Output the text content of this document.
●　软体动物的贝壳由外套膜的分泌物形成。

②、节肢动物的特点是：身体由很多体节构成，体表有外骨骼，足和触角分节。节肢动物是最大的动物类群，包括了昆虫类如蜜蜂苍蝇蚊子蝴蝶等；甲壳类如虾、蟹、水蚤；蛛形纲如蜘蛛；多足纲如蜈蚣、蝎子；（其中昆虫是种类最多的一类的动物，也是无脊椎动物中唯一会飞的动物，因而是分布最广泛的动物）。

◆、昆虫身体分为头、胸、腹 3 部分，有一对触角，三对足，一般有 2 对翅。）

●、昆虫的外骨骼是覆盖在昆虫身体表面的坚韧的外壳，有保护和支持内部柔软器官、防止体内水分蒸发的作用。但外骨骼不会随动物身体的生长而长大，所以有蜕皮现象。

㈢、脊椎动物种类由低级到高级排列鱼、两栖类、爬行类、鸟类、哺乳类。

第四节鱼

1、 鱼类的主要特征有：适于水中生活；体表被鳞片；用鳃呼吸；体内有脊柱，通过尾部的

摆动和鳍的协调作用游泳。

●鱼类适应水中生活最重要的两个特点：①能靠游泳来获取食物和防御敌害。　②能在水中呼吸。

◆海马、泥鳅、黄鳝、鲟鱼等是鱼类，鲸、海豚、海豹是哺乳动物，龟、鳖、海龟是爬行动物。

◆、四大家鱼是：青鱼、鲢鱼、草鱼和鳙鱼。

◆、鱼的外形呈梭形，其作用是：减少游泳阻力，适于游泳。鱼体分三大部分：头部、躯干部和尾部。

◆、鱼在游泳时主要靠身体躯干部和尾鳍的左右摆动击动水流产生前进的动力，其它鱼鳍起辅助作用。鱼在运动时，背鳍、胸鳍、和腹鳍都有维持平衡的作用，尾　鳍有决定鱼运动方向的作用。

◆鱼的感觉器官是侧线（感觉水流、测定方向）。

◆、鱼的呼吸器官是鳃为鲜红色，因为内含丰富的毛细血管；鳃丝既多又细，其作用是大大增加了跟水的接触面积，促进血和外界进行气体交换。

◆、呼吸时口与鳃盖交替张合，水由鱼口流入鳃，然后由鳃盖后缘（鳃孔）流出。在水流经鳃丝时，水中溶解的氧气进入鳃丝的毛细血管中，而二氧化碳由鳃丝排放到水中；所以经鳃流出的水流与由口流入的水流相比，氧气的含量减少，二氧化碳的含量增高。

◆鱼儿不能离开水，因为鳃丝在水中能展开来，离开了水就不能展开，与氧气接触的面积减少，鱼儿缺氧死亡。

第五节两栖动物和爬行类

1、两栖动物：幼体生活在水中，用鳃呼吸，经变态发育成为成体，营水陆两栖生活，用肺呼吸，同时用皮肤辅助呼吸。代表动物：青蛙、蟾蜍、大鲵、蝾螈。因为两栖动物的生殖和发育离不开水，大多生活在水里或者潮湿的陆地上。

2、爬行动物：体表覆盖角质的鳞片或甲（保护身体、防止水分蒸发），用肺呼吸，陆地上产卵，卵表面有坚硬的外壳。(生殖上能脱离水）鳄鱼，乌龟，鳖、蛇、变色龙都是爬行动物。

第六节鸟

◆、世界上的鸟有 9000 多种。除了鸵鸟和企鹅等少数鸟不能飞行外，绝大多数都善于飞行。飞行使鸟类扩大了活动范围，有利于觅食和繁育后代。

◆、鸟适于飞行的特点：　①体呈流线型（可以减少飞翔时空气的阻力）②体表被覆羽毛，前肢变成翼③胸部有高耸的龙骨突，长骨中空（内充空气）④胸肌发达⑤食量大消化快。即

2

---

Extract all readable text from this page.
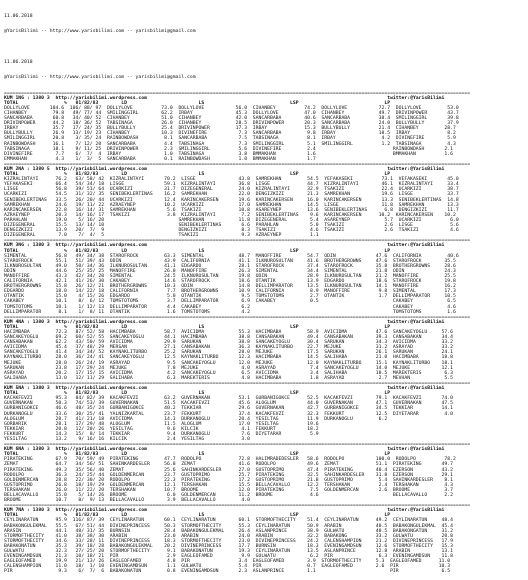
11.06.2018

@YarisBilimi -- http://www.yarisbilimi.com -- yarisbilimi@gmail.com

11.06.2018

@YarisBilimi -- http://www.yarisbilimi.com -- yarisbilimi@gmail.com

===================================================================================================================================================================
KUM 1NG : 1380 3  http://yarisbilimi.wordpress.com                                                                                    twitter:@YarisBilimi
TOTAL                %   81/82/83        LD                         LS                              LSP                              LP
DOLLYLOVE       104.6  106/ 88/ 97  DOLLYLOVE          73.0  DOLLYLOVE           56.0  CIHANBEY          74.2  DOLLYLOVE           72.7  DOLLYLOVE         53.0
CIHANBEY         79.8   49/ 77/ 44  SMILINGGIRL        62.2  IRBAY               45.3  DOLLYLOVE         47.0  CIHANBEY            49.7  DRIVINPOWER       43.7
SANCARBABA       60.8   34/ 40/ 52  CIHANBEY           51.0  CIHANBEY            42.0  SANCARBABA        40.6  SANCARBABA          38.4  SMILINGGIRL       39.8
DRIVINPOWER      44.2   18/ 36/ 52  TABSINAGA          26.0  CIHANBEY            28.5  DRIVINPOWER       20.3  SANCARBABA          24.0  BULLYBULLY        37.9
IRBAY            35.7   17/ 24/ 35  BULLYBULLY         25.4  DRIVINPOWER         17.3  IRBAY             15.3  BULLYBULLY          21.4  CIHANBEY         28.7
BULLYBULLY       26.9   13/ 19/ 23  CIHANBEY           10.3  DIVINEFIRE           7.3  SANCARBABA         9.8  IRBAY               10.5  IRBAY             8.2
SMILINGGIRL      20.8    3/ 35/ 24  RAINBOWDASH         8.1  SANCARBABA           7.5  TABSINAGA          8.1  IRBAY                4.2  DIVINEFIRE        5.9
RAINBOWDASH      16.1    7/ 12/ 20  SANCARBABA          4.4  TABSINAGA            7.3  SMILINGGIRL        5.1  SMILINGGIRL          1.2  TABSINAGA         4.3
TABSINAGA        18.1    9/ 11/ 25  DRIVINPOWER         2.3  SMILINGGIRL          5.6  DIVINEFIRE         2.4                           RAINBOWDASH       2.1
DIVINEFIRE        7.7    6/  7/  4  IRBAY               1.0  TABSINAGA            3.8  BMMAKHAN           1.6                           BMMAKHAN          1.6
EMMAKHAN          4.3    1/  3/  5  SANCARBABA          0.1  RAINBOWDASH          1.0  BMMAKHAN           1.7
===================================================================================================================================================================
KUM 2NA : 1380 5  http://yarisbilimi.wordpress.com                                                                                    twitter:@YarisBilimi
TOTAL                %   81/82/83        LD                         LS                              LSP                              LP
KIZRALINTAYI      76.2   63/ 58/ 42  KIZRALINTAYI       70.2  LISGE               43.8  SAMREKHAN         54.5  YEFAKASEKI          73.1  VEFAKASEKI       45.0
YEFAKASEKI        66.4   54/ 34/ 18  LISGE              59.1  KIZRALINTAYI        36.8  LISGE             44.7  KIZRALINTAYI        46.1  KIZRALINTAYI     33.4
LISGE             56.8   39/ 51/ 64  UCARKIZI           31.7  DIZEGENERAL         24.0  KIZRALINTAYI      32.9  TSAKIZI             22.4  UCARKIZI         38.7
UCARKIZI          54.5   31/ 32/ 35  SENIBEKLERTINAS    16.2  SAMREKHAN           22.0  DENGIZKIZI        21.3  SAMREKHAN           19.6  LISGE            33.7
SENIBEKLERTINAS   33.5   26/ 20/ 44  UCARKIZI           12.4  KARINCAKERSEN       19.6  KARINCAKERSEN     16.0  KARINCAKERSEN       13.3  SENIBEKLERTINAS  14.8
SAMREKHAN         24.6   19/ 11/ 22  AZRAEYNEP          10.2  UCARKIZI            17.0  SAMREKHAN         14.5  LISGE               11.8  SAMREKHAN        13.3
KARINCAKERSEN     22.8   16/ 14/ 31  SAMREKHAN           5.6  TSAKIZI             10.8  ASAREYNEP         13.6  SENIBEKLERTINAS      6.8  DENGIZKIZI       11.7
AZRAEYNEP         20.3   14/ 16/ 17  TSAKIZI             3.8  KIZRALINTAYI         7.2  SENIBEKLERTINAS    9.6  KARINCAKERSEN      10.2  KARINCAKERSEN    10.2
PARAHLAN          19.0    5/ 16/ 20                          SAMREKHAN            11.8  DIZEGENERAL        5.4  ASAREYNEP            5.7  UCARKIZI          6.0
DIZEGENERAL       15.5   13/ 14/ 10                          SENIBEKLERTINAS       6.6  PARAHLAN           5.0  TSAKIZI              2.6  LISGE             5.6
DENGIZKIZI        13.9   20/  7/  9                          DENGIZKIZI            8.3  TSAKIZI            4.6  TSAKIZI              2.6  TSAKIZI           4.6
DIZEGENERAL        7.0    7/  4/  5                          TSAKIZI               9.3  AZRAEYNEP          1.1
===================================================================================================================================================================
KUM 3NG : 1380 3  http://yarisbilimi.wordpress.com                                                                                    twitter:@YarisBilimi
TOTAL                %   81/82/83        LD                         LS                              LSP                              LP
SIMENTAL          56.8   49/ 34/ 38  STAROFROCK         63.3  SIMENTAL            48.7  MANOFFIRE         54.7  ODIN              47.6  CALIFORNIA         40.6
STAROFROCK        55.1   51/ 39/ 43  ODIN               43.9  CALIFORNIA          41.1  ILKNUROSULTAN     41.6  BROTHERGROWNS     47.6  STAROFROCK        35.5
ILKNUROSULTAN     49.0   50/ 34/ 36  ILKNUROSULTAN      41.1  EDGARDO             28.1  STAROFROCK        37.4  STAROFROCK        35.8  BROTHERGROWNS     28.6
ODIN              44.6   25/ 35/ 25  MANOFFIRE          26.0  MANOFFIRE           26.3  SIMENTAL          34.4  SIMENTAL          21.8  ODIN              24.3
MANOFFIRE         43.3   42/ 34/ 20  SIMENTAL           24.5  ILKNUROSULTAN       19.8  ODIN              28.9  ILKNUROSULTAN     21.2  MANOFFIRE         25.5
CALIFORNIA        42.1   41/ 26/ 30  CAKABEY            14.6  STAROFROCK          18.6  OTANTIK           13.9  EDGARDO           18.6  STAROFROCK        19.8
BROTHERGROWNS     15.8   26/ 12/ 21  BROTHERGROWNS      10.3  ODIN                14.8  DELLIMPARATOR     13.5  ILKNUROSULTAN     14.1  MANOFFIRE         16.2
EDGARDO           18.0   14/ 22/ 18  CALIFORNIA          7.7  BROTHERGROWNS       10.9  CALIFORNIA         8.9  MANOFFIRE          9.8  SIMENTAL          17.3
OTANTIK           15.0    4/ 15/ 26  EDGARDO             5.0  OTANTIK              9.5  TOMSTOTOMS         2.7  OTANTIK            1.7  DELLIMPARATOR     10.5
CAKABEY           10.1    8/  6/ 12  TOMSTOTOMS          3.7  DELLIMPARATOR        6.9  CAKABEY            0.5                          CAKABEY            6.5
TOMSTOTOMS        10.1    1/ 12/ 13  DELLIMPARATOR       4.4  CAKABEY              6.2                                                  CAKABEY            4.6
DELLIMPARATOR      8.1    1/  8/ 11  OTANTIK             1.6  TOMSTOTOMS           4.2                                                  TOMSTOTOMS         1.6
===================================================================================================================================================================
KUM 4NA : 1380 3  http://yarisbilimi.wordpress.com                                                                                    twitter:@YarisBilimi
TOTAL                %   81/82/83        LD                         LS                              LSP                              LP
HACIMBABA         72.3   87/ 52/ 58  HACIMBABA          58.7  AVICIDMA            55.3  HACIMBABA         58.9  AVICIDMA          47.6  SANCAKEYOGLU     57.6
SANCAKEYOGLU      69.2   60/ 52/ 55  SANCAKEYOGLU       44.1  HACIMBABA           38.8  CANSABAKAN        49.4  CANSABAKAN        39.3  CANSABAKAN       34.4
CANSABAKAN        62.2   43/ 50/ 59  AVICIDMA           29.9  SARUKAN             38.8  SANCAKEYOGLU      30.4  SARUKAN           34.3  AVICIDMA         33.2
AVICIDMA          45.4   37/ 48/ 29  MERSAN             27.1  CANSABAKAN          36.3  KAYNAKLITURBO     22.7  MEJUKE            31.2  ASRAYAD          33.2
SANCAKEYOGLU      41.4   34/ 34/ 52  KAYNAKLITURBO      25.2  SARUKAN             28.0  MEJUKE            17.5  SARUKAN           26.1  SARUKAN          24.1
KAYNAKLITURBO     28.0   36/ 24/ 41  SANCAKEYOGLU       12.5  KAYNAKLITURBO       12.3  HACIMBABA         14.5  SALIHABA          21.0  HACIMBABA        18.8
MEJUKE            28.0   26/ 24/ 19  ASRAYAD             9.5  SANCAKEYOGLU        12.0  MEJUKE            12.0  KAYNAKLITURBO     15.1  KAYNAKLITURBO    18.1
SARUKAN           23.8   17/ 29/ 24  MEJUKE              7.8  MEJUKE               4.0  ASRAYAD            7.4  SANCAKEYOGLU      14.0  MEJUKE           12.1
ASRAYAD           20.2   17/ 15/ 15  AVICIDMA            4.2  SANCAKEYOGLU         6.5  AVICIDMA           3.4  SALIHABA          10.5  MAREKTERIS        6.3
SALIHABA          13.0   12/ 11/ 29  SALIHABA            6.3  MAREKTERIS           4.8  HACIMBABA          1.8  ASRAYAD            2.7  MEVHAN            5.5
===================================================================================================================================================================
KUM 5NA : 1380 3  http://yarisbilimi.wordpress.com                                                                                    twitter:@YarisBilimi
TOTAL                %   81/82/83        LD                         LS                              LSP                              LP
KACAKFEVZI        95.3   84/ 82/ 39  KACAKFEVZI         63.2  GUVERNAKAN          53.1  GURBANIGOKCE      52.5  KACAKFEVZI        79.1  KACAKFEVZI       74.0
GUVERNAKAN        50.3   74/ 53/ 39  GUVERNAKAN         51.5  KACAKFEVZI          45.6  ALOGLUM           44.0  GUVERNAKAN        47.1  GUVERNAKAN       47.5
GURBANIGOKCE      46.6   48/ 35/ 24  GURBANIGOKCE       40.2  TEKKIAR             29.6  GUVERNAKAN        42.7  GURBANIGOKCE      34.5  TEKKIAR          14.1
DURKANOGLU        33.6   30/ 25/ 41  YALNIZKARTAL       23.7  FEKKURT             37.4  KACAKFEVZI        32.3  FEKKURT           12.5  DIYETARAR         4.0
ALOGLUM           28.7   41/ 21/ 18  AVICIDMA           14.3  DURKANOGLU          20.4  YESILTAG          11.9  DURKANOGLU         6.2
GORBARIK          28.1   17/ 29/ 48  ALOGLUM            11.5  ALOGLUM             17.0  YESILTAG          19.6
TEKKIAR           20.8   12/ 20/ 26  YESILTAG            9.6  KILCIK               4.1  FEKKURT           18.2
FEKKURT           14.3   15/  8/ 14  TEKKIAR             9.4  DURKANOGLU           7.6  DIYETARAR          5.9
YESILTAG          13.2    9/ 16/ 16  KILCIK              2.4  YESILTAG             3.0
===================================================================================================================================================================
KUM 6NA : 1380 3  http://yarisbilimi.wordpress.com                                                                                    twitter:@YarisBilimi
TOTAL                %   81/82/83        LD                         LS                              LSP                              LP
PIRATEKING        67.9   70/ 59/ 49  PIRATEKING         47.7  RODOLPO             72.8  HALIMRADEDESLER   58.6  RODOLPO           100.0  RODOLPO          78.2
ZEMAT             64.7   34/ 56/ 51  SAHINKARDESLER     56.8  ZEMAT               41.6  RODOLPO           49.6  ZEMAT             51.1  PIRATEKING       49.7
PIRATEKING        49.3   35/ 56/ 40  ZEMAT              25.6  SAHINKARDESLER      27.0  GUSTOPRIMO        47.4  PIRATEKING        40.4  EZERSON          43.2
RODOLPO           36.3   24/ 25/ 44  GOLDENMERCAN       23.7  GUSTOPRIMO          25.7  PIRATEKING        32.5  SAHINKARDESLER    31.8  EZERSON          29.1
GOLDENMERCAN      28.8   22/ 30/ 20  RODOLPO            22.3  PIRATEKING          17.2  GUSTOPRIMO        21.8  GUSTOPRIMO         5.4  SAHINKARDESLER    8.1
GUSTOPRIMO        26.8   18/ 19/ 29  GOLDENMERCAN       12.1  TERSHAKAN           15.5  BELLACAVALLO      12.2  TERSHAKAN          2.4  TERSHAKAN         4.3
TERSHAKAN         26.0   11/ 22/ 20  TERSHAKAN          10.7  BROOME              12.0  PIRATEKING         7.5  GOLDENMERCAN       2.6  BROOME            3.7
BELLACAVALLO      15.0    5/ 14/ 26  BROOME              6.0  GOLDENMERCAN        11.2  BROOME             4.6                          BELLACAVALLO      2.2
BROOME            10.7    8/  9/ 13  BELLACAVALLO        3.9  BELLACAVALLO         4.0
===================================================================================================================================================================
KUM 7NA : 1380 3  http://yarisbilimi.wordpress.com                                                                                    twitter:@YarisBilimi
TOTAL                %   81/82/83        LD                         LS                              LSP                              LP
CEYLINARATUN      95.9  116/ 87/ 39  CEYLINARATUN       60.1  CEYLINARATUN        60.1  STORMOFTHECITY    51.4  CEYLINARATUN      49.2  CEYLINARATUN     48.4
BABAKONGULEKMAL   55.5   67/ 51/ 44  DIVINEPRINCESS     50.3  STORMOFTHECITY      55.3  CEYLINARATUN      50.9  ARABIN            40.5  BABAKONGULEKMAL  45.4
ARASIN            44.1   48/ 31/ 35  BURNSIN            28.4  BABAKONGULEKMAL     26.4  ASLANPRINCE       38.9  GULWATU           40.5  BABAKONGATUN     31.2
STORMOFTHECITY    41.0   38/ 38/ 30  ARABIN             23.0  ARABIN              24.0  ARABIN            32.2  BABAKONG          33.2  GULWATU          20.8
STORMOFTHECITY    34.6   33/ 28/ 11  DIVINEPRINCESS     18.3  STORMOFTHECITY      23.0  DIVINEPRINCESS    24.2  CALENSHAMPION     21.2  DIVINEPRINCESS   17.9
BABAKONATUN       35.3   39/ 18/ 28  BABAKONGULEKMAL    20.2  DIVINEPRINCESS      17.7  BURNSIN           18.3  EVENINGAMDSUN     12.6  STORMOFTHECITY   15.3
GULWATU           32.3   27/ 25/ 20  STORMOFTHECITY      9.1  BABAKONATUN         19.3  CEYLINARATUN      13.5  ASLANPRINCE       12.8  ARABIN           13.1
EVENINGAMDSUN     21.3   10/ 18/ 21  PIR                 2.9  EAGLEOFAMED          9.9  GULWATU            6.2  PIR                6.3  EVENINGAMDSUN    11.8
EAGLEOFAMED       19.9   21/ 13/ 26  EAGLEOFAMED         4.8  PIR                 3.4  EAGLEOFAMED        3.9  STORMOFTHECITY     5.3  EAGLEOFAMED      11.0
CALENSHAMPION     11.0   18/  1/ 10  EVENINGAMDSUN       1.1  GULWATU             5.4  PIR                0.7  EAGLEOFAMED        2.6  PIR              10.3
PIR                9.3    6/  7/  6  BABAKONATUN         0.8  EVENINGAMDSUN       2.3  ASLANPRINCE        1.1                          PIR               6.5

EXERCISE DESCRIPTION
Where a line of the data holds "OTANTIK", show that line.

EXPECTED OUTPUT
CALIFORNIA        42.1   41/ 26/ 30  CAKABEY            14.6  STAROFROCK          18.6  OTANTIK           13.9  EDGARDO           18.6  STAROFROCK        19.8
OTANTIK           15.0    4/ 15/ 26  EDGARDO             5.0  OTANTIK              9.5  TOMSTOTOMS         2.7  OTANTIK            1.7  DELLIMPARATOR     10.5
DELLIMPARATOR      8.1    1/  8/ 11  OTANTIK             1.6  TOMSTOTOMS           4.2                                                  TOMSTOTOMS         1.6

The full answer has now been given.